> **Written problem**:
Where does the string "涉农社区" appear in the records? Copy every line that contains it.

> **Entries provided**:

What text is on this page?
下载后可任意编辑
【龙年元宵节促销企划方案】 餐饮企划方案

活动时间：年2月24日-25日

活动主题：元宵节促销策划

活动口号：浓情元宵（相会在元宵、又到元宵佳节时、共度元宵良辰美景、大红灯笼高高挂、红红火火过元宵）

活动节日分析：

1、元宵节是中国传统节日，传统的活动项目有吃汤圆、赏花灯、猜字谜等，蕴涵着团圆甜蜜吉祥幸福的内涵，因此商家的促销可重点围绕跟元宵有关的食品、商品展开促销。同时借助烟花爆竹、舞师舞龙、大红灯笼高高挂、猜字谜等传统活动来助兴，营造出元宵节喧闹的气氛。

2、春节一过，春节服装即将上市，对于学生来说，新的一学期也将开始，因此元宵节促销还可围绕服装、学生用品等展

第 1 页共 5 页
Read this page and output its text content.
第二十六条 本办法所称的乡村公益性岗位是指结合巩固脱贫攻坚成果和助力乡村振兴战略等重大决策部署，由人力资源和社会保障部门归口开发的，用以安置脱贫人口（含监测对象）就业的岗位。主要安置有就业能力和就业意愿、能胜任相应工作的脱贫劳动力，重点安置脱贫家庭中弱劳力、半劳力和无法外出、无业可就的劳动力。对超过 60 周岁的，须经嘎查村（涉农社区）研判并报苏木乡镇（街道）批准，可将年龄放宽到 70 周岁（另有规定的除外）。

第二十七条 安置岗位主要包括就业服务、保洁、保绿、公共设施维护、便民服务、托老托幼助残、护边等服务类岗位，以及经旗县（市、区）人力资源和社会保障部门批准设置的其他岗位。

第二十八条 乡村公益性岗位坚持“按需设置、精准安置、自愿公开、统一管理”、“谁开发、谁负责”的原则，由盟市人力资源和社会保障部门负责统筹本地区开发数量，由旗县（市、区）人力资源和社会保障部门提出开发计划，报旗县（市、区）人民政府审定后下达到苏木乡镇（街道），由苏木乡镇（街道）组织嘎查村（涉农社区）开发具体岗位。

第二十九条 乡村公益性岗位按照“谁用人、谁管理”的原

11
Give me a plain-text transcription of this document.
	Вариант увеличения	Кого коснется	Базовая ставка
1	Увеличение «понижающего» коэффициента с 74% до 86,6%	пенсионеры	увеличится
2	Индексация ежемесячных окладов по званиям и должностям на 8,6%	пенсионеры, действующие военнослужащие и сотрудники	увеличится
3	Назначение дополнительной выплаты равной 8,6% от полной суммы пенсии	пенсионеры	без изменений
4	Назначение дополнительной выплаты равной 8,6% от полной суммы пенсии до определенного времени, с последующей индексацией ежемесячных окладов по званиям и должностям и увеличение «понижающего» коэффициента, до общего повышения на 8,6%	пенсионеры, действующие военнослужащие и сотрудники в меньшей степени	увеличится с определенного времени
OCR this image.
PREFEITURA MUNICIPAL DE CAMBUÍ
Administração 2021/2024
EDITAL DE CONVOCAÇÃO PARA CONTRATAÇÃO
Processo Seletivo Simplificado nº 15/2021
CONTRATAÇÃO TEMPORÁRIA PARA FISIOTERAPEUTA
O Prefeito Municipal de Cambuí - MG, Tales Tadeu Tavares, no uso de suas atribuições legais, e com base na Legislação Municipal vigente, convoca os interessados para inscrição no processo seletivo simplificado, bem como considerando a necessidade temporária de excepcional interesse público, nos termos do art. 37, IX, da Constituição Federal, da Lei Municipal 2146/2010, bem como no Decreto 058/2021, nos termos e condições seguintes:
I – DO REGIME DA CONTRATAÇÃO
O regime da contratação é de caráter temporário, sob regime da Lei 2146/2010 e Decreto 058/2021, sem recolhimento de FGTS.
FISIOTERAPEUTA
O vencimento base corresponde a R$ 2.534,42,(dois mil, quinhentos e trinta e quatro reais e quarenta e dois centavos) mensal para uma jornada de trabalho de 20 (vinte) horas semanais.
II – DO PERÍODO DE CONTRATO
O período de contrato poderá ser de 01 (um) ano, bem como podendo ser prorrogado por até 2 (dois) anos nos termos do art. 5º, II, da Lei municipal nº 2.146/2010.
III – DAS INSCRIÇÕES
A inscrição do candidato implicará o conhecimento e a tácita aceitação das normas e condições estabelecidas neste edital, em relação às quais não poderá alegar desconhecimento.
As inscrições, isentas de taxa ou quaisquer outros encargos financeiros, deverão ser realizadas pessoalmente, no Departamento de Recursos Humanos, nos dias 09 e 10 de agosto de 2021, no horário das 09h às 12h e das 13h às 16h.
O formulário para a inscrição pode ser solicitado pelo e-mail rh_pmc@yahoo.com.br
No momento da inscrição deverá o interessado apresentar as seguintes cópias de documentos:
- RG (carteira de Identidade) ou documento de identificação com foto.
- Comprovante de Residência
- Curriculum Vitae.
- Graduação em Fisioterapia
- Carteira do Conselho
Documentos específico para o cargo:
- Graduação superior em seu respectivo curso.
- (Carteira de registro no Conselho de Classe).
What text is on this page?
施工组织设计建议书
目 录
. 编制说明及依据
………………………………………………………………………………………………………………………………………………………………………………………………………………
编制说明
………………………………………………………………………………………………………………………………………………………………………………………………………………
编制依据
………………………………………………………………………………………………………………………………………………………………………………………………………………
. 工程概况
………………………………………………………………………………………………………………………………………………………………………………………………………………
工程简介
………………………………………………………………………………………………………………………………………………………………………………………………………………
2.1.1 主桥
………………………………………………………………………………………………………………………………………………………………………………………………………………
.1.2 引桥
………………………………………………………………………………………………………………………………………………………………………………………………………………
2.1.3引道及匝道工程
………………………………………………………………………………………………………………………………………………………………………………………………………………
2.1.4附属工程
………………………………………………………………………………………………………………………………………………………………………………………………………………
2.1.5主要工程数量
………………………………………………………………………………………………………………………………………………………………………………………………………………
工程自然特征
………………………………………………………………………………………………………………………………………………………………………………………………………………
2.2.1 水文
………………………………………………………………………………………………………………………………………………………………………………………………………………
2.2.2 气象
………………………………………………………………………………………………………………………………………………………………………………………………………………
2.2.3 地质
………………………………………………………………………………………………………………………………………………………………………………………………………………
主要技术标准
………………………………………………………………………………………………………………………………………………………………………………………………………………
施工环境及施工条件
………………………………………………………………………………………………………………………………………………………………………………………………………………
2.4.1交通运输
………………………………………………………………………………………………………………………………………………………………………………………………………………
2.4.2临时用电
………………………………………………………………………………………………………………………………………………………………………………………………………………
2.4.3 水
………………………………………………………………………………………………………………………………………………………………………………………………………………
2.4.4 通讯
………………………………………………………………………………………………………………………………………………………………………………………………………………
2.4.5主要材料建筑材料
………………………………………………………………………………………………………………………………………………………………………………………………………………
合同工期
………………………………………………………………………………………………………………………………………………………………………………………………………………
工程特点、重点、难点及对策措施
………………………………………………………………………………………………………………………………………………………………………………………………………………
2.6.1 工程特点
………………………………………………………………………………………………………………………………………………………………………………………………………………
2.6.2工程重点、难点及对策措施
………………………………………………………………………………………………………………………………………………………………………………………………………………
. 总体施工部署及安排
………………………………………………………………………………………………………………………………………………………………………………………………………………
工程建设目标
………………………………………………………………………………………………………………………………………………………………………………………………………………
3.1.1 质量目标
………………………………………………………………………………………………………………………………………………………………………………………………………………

> **Correct response**:
第二十六条 本办法所称的乡村公益性岗位是指结合巩固脱贫攻坚成果和助力乡村振兴战略等重大决策部署，由人力资源和社会保障部门归口开发的，用以安置脱贫人口（含监测对象）就业的岗位。主要安置有就业能力和就业意愿、能胜任相应工作的脱贫劳动力，重点安置脱贫家庭中弱劳力、半劳力和无法外出、无业可就的劳动力。对超过 60 周岁的，须经嘎查村（涉农社区）研判并报苏木乡镇（街道）批准，可将年龄放宽到 70 周岁（另有规定的除外）。
第二十八条 乡村公益性岗位坚持“按需设置、精准安置、自愿公开、统一管理”、“谁开发、谁负责”的原则，由盟市人力资源和社会保障部门负责统筹本地区开发数量，由旗县（市、区）人力资源和社会保障部门提出开发计划，报旗县（市、区）人民政府审定后下达到苏木乡镇（街道），由苏木乡镇（街道）组织嘎查村（涉农社区）开发具体岗位。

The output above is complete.